→ Prompt
Only the lines from the one containing "Parse this screenshot: output" through the last line below should be written out, exactly and with both ends kept.

→ Supplied information
+---+
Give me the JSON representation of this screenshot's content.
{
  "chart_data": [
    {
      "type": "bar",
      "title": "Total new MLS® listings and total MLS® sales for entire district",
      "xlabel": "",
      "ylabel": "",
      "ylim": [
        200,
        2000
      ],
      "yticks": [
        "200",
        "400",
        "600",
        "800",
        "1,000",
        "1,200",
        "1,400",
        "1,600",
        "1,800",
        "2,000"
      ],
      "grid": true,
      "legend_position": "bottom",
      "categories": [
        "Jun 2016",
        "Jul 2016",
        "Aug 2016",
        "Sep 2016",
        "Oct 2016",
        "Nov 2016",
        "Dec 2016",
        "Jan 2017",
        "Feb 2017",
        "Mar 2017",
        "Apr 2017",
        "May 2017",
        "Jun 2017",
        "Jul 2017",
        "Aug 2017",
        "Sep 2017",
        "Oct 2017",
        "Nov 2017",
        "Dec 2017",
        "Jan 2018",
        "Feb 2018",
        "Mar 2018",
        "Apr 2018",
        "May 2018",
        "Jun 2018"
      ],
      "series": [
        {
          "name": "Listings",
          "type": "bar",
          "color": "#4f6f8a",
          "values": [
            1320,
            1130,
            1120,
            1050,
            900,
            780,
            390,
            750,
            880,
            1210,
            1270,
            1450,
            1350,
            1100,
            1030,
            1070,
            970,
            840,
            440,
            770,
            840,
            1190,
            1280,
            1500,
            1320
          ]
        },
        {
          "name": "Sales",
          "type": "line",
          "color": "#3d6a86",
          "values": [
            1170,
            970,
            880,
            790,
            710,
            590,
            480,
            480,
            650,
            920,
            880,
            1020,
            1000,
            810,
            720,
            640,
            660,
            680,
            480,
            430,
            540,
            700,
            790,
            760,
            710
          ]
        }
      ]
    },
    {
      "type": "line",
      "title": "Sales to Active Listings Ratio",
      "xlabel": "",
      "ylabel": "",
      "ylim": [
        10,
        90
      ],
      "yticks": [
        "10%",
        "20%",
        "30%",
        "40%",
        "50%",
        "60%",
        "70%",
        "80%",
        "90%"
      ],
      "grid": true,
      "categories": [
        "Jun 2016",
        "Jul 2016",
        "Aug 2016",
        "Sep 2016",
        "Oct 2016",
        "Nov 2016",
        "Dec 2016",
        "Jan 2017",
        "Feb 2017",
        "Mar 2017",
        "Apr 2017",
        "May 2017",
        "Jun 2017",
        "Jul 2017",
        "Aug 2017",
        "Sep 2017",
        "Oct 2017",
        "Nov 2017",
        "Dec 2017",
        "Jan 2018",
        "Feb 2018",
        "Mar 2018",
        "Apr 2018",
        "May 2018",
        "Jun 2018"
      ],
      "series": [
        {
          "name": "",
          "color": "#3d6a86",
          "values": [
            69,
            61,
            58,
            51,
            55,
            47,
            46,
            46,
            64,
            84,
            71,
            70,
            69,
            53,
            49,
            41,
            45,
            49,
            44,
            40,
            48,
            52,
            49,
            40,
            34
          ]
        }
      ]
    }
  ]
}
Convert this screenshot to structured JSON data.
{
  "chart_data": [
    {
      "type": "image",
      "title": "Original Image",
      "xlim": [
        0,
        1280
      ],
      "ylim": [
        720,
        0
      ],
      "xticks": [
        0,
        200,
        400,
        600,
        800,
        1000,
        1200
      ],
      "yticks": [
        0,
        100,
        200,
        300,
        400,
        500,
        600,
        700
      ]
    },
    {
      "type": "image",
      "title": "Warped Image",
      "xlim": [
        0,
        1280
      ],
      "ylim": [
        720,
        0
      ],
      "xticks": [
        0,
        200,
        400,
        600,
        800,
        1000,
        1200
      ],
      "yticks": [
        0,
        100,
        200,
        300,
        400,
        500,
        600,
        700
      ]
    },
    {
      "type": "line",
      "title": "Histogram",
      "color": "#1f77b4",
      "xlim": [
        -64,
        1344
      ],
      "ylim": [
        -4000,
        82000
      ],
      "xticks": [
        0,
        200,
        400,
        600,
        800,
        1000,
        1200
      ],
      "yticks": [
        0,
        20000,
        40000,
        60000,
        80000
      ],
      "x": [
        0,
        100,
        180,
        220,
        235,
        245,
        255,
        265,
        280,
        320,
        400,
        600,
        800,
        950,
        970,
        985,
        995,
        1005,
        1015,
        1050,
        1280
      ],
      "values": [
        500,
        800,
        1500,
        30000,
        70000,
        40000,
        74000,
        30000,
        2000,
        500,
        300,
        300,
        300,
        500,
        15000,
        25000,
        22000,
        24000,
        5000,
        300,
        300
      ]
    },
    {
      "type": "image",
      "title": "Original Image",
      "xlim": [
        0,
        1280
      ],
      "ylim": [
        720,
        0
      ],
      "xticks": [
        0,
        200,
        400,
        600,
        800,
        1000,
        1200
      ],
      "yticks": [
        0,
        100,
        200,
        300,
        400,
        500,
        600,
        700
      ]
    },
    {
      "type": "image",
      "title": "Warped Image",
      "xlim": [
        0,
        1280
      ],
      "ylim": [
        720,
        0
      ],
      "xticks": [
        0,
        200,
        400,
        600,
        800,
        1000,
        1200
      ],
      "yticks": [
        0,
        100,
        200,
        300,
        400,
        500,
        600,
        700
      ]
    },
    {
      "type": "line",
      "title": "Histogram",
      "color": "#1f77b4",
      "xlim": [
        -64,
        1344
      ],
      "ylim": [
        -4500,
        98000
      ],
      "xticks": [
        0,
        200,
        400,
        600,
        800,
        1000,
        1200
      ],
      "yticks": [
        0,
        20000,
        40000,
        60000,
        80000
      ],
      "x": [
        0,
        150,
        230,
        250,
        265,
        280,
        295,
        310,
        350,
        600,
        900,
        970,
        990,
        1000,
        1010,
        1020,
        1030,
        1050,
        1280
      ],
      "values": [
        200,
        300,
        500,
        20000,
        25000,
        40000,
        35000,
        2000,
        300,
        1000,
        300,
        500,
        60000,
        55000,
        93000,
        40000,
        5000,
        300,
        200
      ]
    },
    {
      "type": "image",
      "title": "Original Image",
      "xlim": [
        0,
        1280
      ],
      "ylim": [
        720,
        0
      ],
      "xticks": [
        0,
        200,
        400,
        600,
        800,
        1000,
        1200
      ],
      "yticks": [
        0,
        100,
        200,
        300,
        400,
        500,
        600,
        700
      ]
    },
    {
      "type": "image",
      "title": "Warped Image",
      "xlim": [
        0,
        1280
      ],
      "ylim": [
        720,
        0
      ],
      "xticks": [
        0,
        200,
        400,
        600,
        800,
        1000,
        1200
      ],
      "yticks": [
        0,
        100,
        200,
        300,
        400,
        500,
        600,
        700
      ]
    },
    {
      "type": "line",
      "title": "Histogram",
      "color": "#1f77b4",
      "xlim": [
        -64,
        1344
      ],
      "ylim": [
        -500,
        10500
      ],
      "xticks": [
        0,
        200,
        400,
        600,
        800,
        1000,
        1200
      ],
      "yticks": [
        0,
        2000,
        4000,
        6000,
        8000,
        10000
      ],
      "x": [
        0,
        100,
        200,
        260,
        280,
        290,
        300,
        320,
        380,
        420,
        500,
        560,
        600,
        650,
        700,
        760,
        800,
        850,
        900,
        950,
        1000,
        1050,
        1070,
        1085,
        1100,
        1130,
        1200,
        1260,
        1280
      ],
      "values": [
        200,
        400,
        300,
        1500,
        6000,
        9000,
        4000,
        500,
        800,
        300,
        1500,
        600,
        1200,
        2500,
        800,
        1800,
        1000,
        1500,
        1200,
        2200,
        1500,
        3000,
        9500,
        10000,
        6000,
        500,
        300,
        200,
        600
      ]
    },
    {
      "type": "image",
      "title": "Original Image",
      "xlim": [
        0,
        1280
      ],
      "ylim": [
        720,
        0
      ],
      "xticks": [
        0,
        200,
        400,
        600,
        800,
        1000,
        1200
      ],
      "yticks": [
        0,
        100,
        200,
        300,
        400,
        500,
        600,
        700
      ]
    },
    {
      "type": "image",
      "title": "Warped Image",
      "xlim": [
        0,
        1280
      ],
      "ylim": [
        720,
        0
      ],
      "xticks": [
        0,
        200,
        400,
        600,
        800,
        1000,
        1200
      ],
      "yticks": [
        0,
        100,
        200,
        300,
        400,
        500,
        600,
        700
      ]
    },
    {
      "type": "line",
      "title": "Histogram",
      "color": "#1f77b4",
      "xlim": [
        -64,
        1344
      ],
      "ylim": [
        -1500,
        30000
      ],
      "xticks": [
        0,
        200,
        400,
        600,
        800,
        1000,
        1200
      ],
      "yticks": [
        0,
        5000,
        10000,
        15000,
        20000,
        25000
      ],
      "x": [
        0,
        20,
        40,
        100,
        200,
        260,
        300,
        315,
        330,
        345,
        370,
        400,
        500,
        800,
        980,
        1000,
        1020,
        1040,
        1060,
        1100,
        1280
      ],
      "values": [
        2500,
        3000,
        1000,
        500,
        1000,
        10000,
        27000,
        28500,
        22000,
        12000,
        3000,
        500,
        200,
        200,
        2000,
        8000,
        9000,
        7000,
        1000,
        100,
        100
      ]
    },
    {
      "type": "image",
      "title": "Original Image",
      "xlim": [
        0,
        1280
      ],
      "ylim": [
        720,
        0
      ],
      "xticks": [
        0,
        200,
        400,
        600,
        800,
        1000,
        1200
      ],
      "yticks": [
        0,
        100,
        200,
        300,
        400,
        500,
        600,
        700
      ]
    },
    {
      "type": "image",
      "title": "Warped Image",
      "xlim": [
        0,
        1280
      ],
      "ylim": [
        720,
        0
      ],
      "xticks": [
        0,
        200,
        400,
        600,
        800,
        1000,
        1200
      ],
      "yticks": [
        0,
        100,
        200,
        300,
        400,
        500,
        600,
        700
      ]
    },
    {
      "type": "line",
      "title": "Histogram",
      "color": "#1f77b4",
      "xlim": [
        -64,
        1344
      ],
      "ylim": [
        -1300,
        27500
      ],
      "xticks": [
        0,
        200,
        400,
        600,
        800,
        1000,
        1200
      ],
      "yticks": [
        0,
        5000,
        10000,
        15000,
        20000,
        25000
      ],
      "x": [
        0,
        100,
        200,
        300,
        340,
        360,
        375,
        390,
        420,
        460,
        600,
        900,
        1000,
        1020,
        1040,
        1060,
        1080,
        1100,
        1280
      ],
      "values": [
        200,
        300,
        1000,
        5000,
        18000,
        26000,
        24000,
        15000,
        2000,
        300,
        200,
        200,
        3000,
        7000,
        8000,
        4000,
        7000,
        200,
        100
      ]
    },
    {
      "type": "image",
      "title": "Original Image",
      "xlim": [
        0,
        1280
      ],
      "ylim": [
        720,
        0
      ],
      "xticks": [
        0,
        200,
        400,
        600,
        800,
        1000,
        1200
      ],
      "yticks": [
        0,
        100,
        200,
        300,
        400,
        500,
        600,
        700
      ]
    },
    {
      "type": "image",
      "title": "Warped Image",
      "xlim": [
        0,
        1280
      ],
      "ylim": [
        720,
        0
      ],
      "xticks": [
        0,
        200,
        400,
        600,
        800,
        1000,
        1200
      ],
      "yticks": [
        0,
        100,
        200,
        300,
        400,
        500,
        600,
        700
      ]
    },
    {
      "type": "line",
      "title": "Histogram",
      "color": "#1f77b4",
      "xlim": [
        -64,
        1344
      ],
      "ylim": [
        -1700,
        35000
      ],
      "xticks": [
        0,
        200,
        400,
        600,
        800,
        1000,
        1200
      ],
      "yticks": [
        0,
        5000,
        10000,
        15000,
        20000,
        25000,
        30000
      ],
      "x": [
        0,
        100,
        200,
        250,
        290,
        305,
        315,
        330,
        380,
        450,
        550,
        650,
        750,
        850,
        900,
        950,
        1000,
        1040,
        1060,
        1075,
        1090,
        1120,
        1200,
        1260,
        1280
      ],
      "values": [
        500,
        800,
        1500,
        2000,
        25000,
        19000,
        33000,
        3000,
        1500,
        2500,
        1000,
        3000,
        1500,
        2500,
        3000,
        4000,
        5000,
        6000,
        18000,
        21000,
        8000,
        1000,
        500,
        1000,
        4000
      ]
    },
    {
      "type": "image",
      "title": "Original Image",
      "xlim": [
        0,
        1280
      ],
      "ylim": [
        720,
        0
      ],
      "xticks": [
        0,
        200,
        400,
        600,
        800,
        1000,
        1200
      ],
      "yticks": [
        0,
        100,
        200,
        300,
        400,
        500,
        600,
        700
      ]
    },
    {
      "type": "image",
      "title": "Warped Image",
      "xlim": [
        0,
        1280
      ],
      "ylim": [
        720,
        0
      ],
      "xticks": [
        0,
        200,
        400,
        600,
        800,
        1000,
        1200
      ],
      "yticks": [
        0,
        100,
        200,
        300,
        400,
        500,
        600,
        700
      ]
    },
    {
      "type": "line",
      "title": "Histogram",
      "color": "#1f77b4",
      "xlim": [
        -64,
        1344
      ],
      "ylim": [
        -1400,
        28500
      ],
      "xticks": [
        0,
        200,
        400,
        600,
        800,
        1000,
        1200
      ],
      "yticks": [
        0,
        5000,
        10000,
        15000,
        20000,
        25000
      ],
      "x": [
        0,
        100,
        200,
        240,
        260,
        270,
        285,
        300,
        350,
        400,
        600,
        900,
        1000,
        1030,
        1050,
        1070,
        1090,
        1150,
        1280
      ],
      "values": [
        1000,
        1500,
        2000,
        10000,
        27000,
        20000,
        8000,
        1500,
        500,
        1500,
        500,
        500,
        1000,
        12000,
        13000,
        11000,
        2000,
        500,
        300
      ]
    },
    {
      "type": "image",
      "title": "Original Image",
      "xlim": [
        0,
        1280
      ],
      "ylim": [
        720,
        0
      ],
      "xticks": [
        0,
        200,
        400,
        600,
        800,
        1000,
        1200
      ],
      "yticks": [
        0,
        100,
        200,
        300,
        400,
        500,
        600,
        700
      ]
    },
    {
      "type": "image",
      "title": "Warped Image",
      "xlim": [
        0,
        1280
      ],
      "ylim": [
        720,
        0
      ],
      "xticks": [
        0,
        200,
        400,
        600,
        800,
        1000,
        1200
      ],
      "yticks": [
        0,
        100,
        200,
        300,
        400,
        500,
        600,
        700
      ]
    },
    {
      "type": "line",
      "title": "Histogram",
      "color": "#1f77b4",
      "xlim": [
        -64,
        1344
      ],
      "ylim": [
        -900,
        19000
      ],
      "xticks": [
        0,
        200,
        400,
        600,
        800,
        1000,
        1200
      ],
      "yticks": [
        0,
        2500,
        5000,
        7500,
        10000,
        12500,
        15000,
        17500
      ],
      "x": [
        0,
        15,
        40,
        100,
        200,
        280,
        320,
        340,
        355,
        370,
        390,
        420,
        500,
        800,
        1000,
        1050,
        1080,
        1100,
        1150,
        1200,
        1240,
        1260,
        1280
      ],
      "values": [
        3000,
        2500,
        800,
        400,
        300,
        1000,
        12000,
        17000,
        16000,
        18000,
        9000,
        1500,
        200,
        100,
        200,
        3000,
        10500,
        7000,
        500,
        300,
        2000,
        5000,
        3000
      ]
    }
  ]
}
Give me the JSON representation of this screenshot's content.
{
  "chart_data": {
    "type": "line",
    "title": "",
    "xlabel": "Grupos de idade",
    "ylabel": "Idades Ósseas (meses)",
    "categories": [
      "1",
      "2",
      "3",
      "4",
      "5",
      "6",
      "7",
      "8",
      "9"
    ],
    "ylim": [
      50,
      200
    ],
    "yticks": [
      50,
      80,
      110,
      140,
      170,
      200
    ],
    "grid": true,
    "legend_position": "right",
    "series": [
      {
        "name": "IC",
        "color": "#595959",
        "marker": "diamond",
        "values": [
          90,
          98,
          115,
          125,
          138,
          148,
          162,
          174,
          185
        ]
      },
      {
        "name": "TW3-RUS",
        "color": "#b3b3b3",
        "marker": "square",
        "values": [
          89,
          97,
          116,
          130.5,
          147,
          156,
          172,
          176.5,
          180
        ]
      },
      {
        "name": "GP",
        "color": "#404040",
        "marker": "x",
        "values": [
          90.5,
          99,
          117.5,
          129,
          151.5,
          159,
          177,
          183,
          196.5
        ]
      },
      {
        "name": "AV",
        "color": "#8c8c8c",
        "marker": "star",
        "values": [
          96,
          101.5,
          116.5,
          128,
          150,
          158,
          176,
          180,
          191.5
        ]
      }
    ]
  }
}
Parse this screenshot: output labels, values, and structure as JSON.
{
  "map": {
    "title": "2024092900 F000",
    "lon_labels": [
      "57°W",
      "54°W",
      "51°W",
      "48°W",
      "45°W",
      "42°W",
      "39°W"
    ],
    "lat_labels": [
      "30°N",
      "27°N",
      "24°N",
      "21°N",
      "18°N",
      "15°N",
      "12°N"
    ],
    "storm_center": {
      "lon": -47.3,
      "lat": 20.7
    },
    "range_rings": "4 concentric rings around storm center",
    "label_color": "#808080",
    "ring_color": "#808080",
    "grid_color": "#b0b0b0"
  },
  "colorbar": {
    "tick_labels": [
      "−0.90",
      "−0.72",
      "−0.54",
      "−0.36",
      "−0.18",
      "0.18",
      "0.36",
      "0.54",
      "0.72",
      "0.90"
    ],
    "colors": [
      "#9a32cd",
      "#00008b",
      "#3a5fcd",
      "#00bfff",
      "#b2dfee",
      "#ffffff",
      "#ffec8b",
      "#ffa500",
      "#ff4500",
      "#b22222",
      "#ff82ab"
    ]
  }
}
+---+
→ Output of the task
Parse this screenshot: output labels, values, and structure as JSON.
{
  "map": {
    "title": "2024092900 F000",
    "lon_labels": [
      "57°W",
      "54°W",
      "51°W",
      "48°W",
      "45°W",
      "42°W",
      "39°W"
    ],
    "lat_labels": [
      "30°N",
      "27°N",
      "24°N",
      "21°N",
      "18°N",
      "15°N",
      "12°N"
    ],
    "storm_center": {
      "lon": -47.3,
      "lat": 20.7
    },
    "range_rings": "4 concentric rings around storm center",
    "label_color": "#808080",
    "ring_color": "#808080",
    "grid_color": "#b0b0b0"
  },
  "colorbar": {
    "tick_labels": [
      "−0.90",
      "−0.72",
      "−0.54",
      "−0.36",
      "−0.18",
      "0.18",
      "0.36",
      "0.54",
      "0.72",
      "0.90"
    ],
    "colors": [
      "#9a32cd",
      "#00008b",
      "#3a5fcd",
      "#00bfff",
      "#b2dfee",
      "#ffffff",
      "#ffec8b",
      "#ffa500",
      "#ff4500",
      "#b22222",
      "#ff82ab"
    ]
  }
}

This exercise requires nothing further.